Rewrite the items below, replacing every "bar-segment" with "bar-section" and leaving everything else unchanged.
### Extracted records ###
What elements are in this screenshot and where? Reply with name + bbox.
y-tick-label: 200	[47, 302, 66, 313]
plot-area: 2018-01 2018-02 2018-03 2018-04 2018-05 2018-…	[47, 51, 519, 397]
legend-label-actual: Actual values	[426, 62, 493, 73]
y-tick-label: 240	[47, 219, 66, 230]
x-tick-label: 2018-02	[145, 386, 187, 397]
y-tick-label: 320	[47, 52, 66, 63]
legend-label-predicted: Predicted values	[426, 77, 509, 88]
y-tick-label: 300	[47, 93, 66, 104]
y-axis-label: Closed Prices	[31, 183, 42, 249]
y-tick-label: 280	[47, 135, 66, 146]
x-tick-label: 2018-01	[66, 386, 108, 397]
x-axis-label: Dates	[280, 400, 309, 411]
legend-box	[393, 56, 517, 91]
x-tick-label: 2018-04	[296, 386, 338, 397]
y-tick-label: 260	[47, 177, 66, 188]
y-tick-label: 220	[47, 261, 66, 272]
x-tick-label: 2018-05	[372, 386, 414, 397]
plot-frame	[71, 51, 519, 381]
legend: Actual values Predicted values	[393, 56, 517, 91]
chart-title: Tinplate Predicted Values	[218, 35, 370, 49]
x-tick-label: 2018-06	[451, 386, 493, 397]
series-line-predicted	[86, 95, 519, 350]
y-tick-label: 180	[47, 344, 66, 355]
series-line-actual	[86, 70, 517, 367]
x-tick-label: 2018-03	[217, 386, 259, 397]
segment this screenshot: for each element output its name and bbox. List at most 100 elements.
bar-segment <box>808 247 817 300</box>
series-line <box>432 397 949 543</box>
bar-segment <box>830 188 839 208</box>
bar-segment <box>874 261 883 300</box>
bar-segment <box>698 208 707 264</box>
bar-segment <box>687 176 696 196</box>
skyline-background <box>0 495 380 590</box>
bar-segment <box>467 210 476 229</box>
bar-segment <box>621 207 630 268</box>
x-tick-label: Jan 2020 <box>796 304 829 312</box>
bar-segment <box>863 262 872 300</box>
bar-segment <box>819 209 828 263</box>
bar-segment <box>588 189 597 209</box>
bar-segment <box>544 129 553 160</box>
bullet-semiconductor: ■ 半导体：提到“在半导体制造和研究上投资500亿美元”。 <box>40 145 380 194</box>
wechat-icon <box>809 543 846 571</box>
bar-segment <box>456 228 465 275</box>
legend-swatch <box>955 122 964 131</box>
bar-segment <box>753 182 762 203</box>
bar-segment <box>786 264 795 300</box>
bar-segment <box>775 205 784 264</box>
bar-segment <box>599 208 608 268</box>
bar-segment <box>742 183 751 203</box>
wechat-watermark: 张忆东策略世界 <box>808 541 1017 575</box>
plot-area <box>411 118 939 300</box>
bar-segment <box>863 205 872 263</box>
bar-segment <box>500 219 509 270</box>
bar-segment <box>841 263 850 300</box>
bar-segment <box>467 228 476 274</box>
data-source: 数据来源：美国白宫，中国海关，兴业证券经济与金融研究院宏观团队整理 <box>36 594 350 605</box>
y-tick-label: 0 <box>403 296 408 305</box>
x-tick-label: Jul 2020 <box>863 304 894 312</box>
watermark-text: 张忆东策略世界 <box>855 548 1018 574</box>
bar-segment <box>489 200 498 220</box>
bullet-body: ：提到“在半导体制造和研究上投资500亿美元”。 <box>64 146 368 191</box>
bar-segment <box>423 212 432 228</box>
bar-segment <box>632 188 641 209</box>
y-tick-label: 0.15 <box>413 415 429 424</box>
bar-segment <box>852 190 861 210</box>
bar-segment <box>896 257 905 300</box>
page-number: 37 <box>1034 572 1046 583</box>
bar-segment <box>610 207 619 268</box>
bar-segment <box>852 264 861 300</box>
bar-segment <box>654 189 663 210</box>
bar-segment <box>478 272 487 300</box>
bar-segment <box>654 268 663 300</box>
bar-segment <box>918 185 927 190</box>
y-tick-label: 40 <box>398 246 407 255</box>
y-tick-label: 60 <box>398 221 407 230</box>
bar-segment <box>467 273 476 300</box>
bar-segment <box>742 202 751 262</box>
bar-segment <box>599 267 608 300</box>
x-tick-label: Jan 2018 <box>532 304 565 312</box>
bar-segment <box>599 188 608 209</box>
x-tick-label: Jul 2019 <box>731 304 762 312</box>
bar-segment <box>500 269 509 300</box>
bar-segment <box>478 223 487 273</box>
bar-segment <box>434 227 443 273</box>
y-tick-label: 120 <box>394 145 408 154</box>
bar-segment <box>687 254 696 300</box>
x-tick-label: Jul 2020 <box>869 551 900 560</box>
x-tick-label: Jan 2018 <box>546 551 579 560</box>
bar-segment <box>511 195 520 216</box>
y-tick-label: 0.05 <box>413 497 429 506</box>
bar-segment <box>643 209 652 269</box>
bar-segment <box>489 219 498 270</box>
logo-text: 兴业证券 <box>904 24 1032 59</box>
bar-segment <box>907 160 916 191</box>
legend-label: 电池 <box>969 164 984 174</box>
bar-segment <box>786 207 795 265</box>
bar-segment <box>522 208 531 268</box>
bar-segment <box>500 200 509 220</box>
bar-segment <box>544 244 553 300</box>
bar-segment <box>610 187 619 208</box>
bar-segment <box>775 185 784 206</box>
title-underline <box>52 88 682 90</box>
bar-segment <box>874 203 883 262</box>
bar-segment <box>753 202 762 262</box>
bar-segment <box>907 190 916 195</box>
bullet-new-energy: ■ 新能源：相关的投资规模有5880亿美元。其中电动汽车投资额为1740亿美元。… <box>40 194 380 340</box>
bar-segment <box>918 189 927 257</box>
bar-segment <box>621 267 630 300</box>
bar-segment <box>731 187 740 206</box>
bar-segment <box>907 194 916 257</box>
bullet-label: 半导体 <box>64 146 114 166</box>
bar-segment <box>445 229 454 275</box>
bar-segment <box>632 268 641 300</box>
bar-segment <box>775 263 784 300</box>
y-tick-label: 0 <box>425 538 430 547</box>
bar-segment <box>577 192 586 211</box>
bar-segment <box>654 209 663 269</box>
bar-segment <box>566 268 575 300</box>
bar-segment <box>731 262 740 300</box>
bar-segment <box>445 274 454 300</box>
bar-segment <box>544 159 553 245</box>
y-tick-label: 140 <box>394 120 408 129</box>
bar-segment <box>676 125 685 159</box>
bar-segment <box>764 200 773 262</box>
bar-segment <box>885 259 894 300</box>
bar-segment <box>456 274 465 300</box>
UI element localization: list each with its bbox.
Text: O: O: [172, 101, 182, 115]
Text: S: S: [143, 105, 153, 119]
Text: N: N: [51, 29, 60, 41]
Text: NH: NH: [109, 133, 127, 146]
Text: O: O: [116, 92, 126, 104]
###
Solution below ▸
What elements are in this screenshot and where? Reply with name + bbox.
y-tick-label: 200	[47, 302, 66, 313]
plot-area: 2018-01 2018-02 2018-03 2018-04 2018-05 2018-…	[47, 51, 519, 397]
legend-label-actual: Actual values	[426, 62, 493, 73]
y-tick-label: 240	[47, 219, 66, 230]
x-tick-label: 2018-02	[145, 386, 187, 397]
y-tick-label: 320	[47, 52, 66, 63]
legend-label-predicted: Predicted values	[426, 77, 509, 88]
y-tick-label: 300	[47, 93, 66, 104]
y-axis-label: Closed Prices	[31, 183, 42, 249]
y-tick-label: 280	[47, 135, 66, 146]
x-tick-label: 2018-01	[66, 386, 108, 397]
x-axis-label: Dates	[280, 400, 309, 411]
legend-box	[393, 56, 517, 91]
x-tick-label: 2018-04	[296, 386, 338, 397]
y-tick-label: 260	[47, 177, 66, 188]
y-tick-label: 220	[47, 261, 66, 272]
x-tick-label: 2018-05	[372, 386, 414, 397]
plot-frame	[71, 51, 519, 381]
legend: Actual values Predicted values	[393, 56, 517, 91]
chart-title: Tinplate Predicted Values	[218, 35, 370, 49]
x-tick-label: 2018-06	[451, 386, 493, 397]
series-line-predicted	[86, 95, 519, 350]
y-tick-label: 180	[47, 344, 66, 355]
series-line-actual	[86, 70, 517, 367]
x-tick-label: 2018-03	[217, 386, 259, 397]
segment this screenshot: for each element output its name and bbox. List at most 100 elements.
bar-section <box>808 247 817 300</box>
series-line <box>432 397 949 543</box>
bar-section <box>830 188 839 208</box>
bar-section <box>874 261 883 300</box>
bar-section <box>698 208 707 264</box>
bar-section <box>687 176 696 196</box>
skyline-background <box>0 495 380 590</box>
bar-section <box>467 210 476 229</box>
bar-section <box>621 207 630 268</box>
x-tick-label: Jan 2020 <box>796 304 829 312</box>
bar-section <box>863 262 872 300</box>
bar-section <box>819 209 828 263</box>
bar-section <box>588 189 597 209</box>
bar-section <box>544 129 553 160</box>
bullet-semiconductor: ■ 半导体：提到“在半导体制造和研究上投资500亿美元”。 <box>40 145 380 194</box>
wechat-icon <box>809 543 846 571</box>
bar-section <box>456 228 465 275</box>
legend-swatch <box>955 122 964 131</box>
bar-section <box>753 182 762 203</box>
bar-section <box>786 264 795 300</box>
bar-section <box>775 205 784 264</box>
bar-section <box>599 208 608 268</box>
bar-section <box>742 183 751 203</box>
wechat-watermark: 张忆东策略世界 <box>808 541 1017 575</box>
plot-area <box>411 118 939 300</box>
bar-section <box>863 205 872 263</box>
bar-section <box>500 219 509 270</box>
bar-section <box>841 263 850 300</box>
bar-section <box>467 228 476 274</box>
data-source: 数据来源：美国白宫，中国海关，兴业证券经济与金融研究院宏观团队整理 <box>36 594 350 605</box>
y-tick-label: 0 <box>403 296 408 305</box>
x-tick-label: Jul 2020 <box>863 304 894 312</box>
watermark-text: 张忆东策略世界 <box>855 548 1018 574</box>
bar-section <box>489 200 498 220</box>
bullet-body: ：提到“在半导体制造和研究上投资500亿美元”。 <box>64 146 368 191</box>
bar-section <box>423 212 432 228</box>
bar-section <box>632 188 641 209</box>
y-tick-label: 0.15 <box>413 415 429 424</box>
bar-section <box>852 190 861 210</box>
bar-section <box>896 257 905 300</box>
page-number: 37 <box>1034 572 1046 583</box>
bar-section <box>610 207 619 268</box>
bar-section <box>852 264 861 300</box>
bar-section <box>654 189 663 210</box>
bar-section <box>478 272 487 300</box>
bar-section <box>654 268 663 300</box>
bar-section <box>918 185 927 190</box>
y-tick-label: 40 <box>398 246 407 255</box>
y-tick-label: 60 <box>398 221 407 230</box>
bar-section <box>467 273 476 300</box>
bar-section <box>742 202 751 262</box>
bar-section <box>599 267 608 300</box>
x-tick-label: Jan 2018 <box>532 304 565 312</box>
bar-section <box>599 188 608 209</box>
x-tick-label: Jul 2019 <box>731 304 762 312</box>
bar-section <box>500 269 509 300</box>
bar-section <box>478 223 487 273</box>
bar-section <box>434 227 443 273</box>
y-tick-label: 120 <box>394 145 408 154</box>
bar-section <box>687 254 696 300</box>
x-tick-label: Jul 2020 <box>869 551 900 560</box>
x-tick-label: Jan 2018 <box>546 551 579 560</box>
bar-section <box>511 195 520 216</box>
y-tick-label: 0.05 <box>413 497 429 506</box>
bar-section <box>643 209 652 269</box>
bar-section <box>489 219 498 270</box>
logo-text: 兴业证券 <box>904 24 1032 59</box>
bar-section <box>907 160 916 191</box>
legend-label: 电池 <box>969 164 984 174</box>
bar-section <box>786 207 795 265</box>
bar-section <box>522 208 531 268</box>
bar-section <box>500 200 509 220</box>
bar-section <box>544 244 553 300</box>
bar-section <box>610 187 619 208</box>
bar-section <box>775 185 784 206</box>
title-underline <box>52 88 682 90</box>
bar-section <box>874 203 883 262</box>
bar-section <box>753 202 762 262</box>
bar-section <box>907 190 916 195</box>
bullet-new-energy: ■ 新能源：相关的投资规模有5880亿美元。其中电动汽车投资额为1740亿美元。… <box>40 194 380 340</box>
bar-section <box>918 189 927 257</box>
bar-section <box>621 267 630 300</box>
bar-section <box>731 187 740 206</box>
bar-section <box>907 194 916 257</box>
bullet-label: 半导体 <box>64 146 114 166</box>
bar-section <box>445 229 454 275</box>
bar-section <box>632 268 641 300</box>
bar-section <box>775 263 784 300</box>
y-tick-label: 0 <box>425 538 430 547</box>
bar-section <box>577 192 586 211</box>
bar-section <box>654 209 663 269</box>
bar-section <box>566 268 575 300</box>
bar-section <box>731 262 740 300</box>
bar-section <box>445 274 454 300</box>
bar-section <box>544 159 553 245</box>
y-tick-label: 140 <box>394 120 408 129</box>
bar-section <box>676 125 685 159</box>
bar-section <box>764 200 773 262</box>
bar-section <box>885 259 894 300</box>
bar-section <box>456 274 465 300</box>
UI element localization: list each with its bbox.
Text: O: O: [172, 101, 182, 115]
Text: S: S: [143, 105, 153, 119]
Text: N: N: [51, 29, 60, 41]
Text: NH: NH: [109, 133, 127, 146]
Text: O: O: [116, 92, 126, 104]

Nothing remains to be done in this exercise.